'''

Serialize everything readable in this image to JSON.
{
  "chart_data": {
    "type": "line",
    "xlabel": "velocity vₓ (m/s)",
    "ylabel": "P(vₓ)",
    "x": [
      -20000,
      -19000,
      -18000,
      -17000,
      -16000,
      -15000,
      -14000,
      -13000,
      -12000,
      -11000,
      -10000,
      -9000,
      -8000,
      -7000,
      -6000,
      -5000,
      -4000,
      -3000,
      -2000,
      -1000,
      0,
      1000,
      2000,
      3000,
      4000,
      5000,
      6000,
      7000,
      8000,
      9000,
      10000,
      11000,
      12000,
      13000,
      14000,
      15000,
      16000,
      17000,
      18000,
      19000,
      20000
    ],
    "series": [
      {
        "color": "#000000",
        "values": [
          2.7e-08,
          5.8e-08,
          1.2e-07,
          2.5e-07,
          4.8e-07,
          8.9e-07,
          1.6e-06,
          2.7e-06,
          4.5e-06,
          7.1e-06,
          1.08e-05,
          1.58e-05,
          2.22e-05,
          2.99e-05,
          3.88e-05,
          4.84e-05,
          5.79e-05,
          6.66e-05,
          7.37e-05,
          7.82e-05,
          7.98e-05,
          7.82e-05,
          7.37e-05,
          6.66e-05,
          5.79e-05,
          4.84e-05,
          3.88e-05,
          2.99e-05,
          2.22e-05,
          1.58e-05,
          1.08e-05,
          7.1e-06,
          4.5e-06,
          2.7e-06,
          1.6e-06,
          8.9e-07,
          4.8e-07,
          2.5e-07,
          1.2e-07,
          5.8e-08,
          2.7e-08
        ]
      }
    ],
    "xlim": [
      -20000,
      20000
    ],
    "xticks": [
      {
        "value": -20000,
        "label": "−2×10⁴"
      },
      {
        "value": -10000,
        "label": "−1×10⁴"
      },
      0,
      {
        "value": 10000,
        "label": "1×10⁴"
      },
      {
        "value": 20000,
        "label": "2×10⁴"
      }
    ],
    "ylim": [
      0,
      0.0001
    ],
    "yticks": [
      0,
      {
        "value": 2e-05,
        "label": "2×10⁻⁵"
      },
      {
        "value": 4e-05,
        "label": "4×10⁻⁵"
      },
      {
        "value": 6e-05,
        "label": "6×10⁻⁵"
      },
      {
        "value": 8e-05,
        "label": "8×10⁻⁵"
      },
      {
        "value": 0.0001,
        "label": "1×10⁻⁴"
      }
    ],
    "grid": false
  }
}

'''
'''

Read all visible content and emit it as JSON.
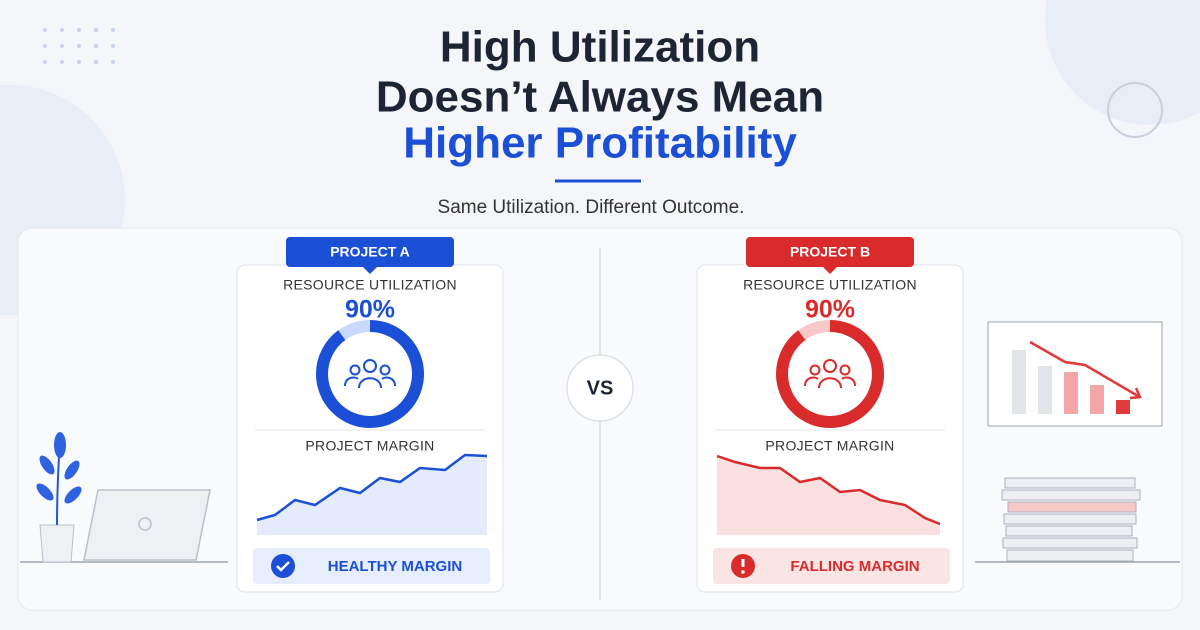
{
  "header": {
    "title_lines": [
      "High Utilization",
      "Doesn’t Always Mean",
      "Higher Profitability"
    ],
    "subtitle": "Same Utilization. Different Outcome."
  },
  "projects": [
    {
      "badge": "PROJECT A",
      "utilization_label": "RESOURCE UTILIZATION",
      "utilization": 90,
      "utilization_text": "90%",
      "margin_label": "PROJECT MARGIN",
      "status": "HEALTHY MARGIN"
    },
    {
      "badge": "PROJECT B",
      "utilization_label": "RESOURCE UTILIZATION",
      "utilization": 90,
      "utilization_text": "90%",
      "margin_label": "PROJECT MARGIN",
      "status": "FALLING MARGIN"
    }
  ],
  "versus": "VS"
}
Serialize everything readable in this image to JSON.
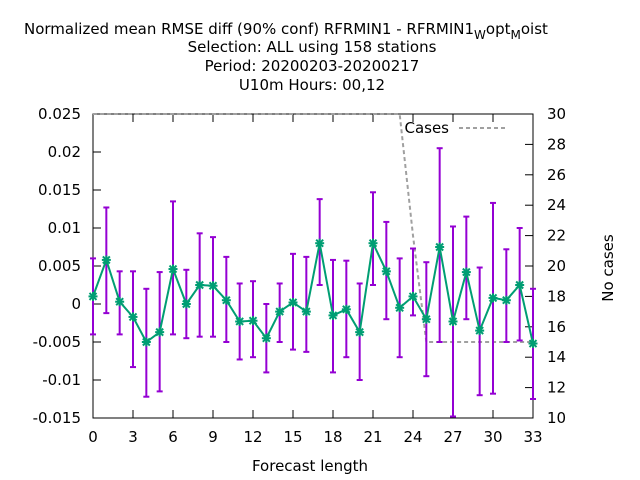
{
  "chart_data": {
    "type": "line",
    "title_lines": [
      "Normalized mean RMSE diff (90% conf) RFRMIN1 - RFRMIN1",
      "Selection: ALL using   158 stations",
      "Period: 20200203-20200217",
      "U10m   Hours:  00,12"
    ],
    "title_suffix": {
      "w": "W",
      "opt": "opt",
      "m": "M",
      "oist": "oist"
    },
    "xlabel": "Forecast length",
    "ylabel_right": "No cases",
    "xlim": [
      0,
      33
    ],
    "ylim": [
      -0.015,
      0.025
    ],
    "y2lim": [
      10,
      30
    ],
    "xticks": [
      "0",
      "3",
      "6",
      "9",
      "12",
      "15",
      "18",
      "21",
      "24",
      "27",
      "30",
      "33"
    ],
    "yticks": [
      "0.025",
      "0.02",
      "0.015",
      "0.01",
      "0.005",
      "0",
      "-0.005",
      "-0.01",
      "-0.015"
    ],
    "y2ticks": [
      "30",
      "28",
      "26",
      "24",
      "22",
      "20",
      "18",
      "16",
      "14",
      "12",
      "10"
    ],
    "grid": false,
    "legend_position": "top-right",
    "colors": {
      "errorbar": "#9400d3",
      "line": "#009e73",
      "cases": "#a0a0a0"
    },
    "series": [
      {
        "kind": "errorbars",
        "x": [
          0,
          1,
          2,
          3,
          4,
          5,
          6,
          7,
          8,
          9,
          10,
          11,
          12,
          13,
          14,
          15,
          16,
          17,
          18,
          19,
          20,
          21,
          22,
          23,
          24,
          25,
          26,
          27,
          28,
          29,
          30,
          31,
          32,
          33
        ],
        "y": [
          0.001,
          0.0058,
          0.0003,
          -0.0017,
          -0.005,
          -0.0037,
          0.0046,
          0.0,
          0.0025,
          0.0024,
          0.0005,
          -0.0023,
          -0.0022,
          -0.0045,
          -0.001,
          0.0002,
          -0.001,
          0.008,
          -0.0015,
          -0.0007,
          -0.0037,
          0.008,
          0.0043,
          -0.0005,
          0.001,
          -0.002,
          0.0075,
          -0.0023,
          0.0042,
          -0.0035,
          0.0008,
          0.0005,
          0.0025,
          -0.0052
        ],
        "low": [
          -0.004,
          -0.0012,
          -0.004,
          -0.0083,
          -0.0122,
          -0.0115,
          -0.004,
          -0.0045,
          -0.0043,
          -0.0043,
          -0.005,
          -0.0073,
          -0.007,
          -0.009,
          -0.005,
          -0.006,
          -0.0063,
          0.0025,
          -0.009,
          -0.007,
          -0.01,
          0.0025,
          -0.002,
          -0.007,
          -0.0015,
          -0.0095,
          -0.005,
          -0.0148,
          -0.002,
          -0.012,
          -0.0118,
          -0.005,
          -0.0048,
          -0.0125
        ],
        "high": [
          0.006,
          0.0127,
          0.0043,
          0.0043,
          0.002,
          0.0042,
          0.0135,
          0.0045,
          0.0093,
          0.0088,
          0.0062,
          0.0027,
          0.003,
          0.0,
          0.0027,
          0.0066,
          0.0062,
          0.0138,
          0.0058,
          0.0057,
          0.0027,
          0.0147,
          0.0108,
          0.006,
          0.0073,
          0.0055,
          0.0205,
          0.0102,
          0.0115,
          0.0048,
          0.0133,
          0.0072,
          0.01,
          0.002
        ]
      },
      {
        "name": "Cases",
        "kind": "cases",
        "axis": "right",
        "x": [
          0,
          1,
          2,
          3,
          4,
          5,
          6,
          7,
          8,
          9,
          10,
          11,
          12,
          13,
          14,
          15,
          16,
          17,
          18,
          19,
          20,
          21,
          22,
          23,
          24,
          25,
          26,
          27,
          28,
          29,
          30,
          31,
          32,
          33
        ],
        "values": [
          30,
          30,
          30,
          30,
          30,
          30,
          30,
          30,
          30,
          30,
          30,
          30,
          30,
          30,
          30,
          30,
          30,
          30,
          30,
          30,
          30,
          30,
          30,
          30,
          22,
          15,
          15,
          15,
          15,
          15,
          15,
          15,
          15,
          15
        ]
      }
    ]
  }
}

'''

» Problem
Show every line of the listing in which the string "MARGIN" can be found.

» Reply to the exercise
      "margin_label": "PROJECT MARGIN",
      "status": "HEALTHY MARGIN"
      "margin_label": "PROJECT MARGIN",
      "status": "FALLING MARGIN"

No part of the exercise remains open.